#### WHAT THE TASK REQUIRES:
Return each line that holds the word "Juni".

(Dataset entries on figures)
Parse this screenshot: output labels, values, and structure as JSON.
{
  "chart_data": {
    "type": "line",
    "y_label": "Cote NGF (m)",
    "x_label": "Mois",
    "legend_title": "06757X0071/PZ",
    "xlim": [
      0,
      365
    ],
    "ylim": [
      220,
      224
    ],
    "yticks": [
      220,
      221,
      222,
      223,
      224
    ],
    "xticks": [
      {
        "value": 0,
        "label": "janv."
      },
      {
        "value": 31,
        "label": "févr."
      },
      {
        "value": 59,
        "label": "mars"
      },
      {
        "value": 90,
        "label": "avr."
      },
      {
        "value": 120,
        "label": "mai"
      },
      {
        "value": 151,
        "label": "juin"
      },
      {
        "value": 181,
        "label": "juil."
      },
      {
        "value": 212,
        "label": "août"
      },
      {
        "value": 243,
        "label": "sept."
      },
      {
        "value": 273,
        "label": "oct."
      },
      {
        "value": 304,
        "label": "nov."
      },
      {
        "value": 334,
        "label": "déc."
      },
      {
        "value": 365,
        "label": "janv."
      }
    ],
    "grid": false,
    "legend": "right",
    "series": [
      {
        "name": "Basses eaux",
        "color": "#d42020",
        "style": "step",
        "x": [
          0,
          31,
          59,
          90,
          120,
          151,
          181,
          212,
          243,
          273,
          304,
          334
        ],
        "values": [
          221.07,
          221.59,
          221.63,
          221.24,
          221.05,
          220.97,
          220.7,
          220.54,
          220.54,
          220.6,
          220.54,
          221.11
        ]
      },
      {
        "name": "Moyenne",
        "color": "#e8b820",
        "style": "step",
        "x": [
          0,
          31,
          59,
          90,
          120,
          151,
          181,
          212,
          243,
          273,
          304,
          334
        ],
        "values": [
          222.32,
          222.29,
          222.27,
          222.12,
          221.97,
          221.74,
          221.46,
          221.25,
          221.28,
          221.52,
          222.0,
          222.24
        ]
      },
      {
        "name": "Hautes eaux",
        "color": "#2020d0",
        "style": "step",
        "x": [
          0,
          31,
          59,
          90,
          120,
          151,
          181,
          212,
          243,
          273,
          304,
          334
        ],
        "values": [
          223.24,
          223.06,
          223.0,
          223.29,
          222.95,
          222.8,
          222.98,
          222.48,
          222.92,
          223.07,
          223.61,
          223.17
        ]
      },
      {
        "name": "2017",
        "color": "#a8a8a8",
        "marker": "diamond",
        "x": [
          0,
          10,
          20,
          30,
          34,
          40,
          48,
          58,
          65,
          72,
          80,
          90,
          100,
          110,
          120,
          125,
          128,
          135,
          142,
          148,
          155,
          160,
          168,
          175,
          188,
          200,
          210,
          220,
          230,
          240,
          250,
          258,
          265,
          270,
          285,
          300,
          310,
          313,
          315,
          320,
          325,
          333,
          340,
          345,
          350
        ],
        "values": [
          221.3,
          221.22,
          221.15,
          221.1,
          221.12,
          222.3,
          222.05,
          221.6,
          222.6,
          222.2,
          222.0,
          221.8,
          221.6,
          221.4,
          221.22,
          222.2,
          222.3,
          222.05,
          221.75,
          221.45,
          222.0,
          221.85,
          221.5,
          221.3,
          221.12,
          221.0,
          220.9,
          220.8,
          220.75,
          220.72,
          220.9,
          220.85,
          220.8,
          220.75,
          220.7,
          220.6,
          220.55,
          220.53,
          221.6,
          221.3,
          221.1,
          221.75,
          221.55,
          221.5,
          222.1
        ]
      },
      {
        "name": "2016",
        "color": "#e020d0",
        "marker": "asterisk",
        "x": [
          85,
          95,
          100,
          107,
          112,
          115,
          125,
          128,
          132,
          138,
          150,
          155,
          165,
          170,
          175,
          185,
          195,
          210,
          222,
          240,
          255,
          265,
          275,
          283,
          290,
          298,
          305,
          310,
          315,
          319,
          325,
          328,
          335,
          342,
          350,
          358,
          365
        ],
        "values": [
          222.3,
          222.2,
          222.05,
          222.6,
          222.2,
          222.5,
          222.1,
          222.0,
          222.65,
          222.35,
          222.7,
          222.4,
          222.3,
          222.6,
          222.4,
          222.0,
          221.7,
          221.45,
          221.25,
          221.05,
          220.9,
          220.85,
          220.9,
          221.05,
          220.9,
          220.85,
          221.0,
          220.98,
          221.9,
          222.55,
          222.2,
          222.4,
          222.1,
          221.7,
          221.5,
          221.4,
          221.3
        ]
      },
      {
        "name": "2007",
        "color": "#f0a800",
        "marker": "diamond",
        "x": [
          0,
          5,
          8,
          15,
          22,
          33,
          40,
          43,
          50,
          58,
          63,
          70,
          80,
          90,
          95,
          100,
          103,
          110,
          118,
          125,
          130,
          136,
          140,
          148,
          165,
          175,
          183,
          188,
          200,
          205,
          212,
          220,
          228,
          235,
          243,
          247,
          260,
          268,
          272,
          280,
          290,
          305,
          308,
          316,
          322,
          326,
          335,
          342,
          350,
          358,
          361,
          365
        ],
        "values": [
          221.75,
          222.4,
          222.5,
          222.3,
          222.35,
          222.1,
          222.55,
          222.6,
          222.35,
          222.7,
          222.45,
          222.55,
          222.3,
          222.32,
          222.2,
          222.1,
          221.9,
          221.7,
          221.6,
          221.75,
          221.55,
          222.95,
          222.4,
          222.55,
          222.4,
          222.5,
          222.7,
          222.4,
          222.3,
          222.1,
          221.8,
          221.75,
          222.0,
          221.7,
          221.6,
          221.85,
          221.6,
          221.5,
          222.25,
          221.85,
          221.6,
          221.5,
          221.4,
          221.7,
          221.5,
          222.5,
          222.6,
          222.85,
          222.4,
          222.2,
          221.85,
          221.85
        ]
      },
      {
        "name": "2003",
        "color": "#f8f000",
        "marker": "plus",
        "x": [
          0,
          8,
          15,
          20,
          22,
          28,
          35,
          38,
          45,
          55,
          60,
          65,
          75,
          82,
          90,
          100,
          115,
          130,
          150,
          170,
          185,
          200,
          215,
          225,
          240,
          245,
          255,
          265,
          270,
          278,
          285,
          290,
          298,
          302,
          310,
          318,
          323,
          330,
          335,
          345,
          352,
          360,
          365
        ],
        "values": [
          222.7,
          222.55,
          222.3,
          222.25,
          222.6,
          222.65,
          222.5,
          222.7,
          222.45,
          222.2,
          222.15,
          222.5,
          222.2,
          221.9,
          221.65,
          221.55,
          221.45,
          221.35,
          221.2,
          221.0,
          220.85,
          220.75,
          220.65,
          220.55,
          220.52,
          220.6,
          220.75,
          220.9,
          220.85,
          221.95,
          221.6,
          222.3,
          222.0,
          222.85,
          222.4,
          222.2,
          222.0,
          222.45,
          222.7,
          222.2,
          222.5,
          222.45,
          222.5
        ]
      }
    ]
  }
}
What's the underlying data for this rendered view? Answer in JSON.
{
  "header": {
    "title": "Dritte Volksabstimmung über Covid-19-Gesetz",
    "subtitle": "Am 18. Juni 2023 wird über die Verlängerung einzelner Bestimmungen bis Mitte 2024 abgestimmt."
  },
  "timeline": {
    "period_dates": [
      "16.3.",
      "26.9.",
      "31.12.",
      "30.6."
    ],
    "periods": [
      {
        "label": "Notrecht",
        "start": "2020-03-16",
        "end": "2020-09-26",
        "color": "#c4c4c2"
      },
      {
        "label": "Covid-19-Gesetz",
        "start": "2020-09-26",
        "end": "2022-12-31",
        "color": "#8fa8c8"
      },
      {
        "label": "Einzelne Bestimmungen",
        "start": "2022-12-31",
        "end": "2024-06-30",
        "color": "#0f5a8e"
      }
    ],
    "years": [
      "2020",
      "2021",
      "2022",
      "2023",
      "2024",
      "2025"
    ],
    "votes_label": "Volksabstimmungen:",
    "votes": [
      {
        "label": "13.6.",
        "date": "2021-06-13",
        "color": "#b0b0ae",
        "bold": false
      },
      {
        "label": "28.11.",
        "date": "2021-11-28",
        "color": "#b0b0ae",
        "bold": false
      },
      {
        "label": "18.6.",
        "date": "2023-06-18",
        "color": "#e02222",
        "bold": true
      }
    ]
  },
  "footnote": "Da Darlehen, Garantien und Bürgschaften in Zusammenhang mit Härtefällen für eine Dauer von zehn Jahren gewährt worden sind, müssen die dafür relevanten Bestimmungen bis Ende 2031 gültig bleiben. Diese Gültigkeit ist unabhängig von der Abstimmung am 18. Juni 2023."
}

#### RESULT OF THIS EXERCISE:
    "subtitle": "Am 18. Juni 2023 wird über die Verlängerung einzelner Bestimmungen bis Mitte 2024 abgestimmt."
  "footnote": "Da Darlehen, Garantien und Bürgschaften in Zusammenhang mit Härtefällen für eine Dauer von zehn Jahren gewährt worden sind, müssen die dafür relevanten Bestimmungen bis Ende 2031 gültig bleiben. Diese Gültigkeit ist unabhängig von der Abstimmung am 18. Juni 2023."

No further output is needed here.